Search the data for the word "XYSZ" and copy every line that contains it.
**** Data lines
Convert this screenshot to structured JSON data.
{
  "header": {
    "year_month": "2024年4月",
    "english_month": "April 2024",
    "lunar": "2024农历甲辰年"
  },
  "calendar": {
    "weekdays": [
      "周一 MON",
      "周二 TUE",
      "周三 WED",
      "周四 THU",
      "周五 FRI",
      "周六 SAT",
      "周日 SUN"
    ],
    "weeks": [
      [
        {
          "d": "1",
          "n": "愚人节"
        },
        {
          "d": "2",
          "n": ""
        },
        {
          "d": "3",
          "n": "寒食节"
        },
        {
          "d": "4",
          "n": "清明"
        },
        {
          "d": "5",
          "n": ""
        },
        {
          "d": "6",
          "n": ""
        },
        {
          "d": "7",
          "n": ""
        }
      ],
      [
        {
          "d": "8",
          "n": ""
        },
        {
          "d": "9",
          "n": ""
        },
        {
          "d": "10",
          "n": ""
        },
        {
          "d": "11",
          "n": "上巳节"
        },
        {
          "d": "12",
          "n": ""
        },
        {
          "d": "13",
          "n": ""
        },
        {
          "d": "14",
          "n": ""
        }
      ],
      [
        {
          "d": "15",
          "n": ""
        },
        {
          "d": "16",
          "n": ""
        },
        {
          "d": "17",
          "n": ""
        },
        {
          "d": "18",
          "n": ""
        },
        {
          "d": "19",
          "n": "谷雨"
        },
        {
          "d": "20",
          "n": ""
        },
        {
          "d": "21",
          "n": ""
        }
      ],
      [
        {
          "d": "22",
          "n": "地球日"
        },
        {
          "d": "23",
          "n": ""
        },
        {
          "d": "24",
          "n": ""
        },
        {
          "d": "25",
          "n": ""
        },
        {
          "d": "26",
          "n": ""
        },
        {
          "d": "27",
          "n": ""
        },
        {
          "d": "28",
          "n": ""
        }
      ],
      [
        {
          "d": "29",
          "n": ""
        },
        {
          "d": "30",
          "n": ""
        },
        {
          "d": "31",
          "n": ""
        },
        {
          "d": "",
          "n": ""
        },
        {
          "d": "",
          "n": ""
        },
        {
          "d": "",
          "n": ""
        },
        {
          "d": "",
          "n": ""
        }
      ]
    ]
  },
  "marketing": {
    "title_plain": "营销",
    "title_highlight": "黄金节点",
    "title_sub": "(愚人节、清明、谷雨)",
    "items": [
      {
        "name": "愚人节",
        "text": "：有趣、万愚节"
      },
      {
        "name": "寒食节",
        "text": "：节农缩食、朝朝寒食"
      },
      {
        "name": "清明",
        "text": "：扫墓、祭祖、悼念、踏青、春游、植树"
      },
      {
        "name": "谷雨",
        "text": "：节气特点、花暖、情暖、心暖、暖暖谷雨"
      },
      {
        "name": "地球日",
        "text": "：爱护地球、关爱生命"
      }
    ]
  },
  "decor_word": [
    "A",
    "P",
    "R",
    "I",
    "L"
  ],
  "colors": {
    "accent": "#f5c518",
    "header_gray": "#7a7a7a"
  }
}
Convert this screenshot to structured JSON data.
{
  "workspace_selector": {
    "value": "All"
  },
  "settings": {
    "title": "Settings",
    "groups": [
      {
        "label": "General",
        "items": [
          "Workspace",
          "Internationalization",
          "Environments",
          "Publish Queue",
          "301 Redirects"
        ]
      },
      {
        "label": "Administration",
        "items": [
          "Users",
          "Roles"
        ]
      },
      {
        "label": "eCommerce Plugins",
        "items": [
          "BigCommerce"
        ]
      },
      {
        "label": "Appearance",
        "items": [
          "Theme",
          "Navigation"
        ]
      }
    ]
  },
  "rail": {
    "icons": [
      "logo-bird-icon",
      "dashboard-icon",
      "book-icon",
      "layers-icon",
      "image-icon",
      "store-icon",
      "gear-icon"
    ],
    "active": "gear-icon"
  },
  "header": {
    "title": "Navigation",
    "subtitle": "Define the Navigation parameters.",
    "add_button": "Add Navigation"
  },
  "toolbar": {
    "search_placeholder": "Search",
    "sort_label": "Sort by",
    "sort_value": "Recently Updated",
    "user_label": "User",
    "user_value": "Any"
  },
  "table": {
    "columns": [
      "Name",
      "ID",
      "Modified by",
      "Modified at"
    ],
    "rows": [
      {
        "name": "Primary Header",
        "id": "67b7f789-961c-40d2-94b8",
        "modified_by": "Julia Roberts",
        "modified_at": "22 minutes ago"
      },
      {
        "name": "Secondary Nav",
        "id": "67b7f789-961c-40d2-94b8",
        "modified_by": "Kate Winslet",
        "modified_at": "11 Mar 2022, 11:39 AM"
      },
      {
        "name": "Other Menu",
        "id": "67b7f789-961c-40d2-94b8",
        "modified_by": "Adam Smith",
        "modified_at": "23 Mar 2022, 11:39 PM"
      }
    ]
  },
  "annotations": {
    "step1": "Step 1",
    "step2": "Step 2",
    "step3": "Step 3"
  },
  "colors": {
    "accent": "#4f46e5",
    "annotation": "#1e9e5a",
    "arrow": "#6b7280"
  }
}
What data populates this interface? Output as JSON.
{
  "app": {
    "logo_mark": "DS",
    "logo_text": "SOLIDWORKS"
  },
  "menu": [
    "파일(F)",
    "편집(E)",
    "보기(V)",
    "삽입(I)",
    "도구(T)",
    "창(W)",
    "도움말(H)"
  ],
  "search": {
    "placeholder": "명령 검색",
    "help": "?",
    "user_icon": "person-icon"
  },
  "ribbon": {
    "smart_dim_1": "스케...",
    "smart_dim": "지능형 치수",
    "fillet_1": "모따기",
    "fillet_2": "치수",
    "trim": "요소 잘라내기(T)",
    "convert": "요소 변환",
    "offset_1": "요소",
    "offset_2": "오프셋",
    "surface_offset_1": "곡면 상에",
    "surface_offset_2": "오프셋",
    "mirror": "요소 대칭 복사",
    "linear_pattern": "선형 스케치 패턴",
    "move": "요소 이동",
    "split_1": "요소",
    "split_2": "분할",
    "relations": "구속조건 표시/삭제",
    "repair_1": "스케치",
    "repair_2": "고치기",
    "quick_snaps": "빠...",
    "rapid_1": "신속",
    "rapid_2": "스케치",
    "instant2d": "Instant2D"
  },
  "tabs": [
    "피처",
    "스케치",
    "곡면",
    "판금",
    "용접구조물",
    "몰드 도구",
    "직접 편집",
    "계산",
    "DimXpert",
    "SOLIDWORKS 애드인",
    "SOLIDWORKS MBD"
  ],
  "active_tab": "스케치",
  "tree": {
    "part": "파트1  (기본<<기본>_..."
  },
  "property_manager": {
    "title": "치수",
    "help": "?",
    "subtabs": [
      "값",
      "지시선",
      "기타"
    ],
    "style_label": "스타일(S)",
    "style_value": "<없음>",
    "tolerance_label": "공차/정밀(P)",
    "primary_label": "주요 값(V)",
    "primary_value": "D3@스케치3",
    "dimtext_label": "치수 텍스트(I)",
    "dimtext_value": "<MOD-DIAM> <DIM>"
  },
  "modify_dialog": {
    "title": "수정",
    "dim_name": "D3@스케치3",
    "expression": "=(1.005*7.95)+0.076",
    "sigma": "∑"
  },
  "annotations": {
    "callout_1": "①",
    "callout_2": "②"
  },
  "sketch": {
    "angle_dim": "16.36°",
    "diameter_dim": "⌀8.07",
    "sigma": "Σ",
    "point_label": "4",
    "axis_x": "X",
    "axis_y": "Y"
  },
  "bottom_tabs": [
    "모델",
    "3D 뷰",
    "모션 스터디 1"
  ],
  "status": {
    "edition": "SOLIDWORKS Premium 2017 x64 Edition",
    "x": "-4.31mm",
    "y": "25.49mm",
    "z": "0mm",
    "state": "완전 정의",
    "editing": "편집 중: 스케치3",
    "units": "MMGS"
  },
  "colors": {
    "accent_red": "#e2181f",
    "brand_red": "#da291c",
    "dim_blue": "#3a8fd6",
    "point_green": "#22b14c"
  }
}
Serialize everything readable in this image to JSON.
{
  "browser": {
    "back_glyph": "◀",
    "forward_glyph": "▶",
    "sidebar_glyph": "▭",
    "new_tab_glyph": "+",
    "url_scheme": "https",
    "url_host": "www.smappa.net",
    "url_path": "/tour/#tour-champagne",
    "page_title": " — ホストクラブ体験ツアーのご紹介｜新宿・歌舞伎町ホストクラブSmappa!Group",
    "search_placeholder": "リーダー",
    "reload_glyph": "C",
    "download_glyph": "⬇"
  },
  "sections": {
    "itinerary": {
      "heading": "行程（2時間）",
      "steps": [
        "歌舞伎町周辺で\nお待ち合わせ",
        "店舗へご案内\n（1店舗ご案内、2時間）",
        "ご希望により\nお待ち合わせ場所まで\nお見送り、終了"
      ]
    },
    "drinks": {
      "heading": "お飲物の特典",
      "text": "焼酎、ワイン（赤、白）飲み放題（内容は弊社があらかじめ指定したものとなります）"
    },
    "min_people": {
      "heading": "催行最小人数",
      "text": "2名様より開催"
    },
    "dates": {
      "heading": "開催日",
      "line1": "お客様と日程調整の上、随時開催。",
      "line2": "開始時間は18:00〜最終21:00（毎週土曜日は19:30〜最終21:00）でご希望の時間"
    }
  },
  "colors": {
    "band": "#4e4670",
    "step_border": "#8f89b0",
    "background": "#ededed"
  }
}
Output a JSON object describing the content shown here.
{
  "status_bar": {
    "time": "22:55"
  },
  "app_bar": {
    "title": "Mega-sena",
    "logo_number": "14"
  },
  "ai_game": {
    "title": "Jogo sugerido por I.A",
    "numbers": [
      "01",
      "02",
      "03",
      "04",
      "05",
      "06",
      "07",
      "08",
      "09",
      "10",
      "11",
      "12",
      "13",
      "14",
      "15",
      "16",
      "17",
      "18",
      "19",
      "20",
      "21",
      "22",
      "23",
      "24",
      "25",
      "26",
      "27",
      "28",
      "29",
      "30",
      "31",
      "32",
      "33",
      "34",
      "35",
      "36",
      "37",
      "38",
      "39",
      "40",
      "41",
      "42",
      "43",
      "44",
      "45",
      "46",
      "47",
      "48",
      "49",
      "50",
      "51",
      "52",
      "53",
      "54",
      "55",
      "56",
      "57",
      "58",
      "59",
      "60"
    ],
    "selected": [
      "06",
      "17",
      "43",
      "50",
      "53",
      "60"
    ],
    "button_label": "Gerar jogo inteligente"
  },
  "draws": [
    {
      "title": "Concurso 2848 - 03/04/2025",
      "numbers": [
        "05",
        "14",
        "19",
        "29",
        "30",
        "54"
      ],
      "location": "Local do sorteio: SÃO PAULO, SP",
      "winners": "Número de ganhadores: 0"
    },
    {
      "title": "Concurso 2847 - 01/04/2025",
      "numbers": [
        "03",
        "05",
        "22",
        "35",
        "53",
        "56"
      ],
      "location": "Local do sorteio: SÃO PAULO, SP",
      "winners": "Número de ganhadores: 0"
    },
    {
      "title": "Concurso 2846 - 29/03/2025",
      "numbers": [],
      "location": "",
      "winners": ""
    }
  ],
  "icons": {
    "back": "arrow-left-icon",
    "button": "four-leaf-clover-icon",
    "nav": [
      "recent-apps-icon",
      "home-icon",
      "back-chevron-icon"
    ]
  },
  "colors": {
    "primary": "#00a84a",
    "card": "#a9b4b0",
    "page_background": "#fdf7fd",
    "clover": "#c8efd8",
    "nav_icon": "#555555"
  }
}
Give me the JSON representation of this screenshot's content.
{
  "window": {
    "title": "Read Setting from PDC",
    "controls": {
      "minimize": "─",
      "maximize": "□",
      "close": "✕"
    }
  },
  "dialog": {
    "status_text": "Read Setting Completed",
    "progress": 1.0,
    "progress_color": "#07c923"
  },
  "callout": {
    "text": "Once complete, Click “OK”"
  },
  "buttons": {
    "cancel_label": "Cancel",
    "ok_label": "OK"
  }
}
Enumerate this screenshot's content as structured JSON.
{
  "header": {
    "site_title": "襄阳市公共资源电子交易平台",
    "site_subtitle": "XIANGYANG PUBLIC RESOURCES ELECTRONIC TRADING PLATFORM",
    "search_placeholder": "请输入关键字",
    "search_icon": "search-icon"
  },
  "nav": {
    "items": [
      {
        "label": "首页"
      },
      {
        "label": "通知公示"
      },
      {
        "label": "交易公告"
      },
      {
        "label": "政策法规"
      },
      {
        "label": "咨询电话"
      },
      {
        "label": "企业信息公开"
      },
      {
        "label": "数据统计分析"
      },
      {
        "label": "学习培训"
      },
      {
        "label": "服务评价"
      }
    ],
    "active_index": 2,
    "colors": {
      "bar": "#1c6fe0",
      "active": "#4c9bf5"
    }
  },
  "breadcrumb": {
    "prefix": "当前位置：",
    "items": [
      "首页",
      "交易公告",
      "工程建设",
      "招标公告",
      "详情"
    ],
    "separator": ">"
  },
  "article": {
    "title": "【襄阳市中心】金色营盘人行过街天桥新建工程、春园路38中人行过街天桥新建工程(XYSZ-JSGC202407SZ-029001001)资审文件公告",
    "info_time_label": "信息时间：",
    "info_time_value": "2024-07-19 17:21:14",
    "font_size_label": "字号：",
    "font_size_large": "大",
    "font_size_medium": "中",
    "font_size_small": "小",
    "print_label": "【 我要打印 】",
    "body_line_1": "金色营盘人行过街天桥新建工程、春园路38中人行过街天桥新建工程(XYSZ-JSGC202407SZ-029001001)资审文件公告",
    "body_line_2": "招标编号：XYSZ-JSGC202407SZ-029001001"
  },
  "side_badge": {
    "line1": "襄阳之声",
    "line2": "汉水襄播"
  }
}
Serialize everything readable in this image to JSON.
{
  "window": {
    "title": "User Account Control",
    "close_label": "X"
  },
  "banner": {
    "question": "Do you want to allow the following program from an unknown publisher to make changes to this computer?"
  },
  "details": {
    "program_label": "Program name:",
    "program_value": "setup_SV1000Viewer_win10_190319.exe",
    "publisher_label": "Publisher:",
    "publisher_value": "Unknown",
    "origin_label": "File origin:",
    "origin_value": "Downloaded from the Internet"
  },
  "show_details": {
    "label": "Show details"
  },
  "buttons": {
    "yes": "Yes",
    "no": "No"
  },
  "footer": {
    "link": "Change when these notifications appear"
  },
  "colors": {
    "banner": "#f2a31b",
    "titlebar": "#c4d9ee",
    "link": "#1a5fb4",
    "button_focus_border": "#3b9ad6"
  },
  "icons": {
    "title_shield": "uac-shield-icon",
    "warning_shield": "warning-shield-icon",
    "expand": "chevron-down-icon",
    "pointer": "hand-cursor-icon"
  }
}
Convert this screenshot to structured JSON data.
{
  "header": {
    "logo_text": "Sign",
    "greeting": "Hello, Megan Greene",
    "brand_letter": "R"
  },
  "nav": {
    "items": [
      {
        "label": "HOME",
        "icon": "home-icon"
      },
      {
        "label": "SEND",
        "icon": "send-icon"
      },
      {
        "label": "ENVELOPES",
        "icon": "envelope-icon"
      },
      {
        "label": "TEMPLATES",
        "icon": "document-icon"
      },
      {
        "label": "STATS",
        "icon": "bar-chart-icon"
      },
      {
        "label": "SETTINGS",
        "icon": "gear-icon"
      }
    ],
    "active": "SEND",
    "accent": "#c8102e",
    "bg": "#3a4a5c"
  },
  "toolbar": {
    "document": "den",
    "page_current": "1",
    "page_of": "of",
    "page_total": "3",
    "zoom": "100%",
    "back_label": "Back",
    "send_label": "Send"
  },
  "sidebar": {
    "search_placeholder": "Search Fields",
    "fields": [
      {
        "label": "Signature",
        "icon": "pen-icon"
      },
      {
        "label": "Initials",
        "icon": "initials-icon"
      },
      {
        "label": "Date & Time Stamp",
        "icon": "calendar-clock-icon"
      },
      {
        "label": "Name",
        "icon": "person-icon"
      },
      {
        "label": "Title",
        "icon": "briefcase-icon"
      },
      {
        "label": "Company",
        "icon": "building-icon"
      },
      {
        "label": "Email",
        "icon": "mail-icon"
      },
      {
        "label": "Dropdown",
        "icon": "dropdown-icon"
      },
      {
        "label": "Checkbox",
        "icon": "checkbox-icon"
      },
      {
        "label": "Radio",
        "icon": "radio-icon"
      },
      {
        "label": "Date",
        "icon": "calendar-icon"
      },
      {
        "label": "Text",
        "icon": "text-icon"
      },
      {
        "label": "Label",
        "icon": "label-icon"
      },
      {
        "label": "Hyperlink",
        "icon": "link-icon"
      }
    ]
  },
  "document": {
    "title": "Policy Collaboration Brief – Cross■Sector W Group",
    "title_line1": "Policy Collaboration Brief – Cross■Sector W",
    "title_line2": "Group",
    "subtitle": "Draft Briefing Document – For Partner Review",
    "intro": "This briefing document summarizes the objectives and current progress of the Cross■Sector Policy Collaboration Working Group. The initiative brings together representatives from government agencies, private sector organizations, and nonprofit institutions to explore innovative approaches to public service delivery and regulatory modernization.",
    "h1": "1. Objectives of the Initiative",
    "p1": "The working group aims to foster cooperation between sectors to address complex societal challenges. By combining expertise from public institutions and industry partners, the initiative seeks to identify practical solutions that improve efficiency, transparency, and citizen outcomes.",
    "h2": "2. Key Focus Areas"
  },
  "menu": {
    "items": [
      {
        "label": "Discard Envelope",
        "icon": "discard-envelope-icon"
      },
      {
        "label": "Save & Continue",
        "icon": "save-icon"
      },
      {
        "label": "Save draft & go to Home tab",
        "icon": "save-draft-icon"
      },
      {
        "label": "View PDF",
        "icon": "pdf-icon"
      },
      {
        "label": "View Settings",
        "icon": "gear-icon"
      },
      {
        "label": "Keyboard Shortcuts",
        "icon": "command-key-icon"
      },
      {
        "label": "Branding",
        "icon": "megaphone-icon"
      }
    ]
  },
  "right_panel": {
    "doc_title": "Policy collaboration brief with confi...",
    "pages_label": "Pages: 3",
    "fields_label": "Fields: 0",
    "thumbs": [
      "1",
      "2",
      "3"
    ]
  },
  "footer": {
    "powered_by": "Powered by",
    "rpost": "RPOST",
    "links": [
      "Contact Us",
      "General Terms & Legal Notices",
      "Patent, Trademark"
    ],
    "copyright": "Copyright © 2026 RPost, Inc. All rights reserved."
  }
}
********
**Completed exercise**
    "title": "【襄阳市中心】金色营盘人行过街天桥新建工程、春园路38中人行过街天桥新建工程(XYSZ-JSGC202407SZ-029001001)资审文件公告",
    "body_line_1": "金色营盘人行过街天桥新建工程、春园路38中人行过街天桥新建工程(XYSZ-JSGC202407SZ-029001001)资审文件公告",
    "body_line_2": "招标编号：XYSZ-JSGC202407SZ-029001001"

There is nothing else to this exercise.